--- DATA FOR THIS TASK ---
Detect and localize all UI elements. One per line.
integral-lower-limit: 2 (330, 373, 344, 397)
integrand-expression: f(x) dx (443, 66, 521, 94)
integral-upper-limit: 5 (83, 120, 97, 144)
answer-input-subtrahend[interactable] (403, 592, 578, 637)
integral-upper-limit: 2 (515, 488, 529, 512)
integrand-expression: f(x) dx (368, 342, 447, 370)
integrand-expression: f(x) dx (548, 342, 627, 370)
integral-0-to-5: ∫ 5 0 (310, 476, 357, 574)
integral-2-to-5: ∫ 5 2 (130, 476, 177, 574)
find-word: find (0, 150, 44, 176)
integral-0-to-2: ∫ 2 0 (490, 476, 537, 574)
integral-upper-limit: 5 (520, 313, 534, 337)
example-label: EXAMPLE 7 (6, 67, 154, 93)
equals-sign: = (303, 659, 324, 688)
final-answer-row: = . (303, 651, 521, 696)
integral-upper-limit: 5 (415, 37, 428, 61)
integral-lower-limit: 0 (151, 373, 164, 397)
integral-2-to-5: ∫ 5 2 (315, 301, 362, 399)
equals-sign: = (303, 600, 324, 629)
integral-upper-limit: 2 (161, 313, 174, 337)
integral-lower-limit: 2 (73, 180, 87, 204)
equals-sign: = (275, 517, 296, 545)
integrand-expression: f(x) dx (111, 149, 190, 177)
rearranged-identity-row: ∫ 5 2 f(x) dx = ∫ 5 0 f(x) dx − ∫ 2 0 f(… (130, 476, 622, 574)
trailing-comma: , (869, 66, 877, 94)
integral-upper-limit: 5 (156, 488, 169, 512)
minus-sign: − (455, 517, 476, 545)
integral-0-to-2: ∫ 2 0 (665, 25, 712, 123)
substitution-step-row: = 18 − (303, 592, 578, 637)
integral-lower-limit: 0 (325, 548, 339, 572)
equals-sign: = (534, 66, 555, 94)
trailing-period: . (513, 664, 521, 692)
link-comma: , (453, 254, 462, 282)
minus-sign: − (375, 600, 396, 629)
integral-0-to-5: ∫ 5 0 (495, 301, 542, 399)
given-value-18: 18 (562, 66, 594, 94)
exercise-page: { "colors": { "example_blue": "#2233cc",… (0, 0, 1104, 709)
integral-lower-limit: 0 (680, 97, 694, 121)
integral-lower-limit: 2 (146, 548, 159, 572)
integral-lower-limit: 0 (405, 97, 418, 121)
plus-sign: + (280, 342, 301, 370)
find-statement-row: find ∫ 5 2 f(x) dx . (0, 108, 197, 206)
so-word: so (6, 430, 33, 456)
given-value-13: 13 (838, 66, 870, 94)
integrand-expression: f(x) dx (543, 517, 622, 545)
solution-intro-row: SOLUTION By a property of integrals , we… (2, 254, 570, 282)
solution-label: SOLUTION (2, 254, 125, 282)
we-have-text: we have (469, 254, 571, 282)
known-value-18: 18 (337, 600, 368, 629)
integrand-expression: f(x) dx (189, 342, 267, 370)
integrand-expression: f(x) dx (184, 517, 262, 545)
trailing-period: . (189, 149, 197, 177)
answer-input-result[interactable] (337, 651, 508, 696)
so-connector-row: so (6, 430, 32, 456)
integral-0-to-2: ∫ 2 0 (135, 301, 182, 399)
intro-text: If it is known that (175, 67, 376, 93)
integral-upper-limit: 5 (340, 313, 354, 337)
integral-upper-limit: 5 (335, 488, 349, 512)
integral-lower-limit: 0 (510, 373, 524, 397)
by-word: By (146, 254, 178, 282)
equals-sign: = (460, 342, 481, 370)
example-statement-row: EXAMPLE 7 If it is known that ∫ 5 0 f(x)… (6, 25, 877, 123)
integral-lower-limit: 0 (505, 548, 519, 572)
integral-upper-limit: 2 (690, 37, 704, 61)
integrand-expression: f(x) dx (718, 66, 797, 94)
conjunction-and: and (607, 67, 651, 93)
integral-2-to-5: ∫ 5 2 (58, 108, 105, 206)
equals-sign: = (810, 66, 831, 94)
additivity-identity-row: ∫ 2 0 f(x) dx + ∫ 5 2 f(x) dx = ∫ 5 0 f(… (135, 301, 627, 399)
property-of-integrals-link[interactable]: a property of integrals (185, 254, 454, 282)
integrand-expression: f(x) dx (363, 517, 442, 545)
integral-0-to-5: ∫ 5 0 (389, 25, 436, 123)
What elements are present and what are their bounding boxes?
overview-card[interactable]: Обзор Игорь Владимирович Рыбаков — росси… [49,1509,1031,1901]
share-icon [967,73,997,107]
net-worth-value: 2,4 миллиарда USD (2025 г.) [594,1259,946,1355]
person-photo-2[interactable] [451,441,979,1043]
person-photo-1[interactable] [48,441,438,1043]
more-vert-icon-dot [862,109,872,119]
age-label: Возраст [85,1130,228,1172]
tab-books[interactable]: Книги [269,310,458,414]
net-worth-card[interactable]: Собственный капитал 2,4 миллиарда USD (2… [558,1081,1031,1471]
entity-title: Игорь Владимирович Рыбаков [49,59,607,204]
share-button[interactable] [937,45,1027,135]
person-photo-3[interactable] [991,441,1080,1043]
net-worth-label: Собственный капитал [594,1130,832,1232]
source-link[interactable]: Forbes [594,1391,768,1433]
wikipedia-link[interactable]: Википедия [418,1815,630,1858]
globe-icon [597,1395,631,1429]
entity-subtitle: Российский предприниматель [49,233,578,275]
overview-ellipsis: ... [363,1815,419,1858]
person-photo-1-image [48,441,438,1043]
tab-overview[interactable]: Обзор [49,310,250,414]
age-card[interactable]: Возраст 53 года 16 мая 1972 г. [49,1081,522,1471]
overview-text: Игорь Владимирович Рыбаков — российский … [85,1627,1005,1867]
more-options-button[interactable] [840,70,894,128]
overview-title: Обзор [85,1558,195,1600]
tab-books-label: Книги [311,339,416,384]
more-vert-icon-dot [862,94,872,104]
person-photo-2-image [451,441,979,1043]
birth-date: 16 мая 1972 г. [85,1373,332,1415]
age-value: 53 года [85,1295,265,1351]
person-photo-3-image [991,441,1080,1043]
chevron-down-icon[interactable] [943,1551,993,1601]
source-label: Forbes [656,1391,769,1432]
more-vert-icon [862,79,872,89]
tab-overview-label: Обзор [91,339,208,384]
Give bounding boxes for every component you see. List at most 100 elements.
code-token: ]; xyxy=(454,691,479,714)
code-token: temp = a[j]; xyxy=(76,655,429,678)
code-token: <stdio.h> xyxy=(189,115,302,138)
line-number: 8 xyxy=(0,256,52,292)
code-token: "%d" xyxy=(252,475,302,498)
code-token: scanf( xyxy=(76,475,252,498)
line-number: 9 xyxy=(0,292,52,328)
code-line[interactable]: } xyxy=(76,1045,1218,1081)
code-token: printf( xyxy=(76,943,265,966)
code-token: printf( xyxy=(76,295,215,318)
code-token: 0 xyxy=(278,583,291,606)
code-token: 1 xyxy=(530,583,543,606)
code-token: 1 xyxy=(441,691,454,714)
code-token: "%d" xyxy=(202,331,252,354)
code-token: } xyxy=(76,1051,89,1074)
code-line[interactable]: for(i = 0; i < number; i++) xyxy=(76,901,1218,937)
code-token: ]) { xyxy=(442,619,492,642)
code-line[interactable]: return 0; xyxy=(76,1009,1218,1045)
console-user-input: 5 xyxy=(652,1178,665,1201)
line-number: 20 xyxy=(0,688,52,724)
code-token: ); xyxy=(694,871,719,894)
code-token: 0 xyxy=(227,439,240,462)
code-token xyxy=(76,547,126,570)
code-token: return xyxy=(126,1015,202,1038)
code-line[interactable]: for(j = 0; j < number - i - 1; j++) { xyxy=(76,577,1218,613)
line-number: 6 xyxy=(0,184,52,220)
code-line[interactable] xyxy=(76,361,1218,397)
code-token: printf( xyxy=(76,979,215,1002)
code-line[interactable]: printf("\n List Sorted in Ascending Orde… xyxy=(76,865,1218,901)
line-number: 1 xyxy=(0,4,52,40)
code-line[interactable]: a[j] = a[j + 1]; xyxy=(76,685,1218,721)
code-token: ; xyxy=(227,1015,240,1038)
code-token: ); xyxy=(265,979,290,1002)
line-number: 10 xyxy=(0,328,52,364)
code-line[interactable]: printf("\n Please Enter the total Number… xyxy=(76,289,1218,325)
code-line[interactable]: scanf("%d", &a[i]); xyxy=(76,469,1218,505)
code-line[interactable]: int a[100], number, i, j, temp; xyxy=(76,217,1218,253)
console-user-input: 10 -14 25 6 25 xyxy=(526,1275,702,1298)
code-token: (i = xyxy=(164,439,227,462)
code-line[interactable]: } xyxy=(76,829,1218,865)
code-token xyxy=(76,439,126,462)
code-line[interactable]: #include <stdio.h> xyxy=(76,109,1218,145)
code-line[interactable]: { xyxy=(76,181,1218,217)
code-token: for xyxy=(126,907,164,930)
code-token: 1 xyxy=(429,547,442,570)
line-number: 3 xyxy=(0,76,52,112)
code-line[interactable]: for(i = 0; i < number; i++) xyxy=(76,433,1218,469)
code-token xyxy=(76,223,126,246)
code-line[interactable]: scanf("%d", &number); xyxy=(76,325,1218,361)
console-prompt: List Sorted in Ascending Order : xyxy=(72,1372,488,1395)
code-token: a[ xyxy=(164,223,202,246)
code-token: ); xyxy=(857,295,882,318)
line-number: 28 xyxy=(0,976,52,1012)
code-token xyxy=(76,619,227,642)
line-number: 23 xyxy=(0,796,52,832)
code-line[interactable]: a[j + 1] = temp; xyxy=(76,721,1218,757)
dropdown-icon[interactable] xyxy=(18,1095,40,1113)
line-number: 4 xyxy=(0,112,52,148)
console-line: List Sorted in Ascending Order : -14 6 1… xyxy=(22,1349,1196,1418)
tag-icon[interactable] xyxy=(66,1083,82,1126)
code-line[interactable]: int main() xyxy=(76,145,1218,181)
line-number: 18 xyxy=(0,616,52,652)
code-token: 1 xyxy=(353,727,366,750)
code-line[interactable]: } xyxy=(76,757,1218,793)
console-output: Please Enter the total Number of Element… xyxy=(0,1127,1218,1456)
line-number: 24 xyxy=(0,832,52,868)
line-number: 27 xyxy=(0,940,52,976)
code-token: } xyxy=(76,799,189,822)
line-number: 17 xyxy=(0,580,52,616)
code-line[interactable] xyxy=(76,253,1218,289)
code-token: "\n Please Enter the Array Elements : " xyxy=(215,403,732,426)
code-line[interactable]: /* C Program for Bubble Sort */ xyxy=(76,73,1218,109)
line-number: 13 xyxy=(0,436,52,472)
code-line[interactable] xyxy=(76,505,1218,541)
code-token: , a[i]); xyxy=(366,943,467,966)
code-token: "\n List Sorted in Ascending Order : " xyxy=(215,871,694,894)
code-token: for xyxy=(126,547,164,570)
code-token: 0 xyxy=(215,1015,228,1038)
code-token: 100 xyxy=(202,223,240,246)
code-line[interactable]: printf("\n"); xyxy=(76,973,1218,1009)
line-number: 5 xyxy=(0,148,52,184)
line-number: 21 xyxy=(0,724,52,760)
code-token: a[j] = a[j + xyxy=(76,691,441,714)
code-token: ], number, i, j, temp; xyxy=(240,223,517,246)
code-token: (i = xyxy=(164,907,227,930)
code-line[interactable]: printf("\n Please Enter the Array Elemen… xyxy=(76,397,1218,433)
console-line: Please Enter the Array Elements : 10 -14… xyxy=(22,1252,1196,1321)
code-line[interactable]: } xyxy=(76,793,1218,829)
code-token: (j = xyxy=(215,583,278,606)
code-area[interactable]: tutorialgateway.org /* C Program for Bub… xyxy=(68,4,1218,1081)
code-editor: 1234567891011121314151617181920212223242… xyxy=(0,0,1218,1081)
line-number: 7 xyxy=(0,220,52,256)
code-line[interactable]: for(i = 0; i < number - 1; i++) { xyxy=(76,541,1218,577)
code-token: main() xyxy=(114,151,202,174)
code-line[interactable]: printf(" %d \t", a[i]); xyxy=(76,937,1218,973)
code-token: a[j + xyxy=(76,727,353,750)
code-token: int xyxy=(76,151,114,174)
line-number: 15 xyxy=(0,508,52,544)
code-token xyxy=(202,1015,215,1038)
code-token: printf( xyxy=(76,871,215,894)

--- SHORT PROBLEM ---
Reproduce the entries above without any change, from their first line through the line containing "integral-upper-limit: 5 (415, 37, 428, 61)", and output nothing else.

--- ANSWER TO THE EXERCISE ---
Detect and localize all UI elements. One per line.
integral-lower-limit: 2 (330, 373, 344, 397)
integrand-expression: f(x) dx (443, 66, 521, 94)
integral-upper-limit: 5 (83, 120, 97, 144)
answer-input-subtrahend[interactable] (403, 592, 578, 637)
integral-upper-limit: 2 (515, 488, 529, 512)
integrand-expression: f(x) dx (368, 342, 447, 370)
integrand-expression: f(x) dx (548, 342, 627, 370)
integral-0-to-5: ∫ 5 0 (310, 476, 357, 574)
integral-2-to-5: ∫ 5 2 (130, 476, 177, 574)
find-word: find (0, 150, 44, 176)
integral-0-to-2: ∫ 2 0 (490, 476, 537, 574)
integral-upper-limit: 5 (520, 313, 534, 337)
example-label: EXAMPLE 7 (6, 67, 154, 93)
equals-sign: = (303, 659, 324, 688)
final-answer-row: = . (303, 651, 521, 696)
integral-upper-limit: 5 (415, 37, 428, 61)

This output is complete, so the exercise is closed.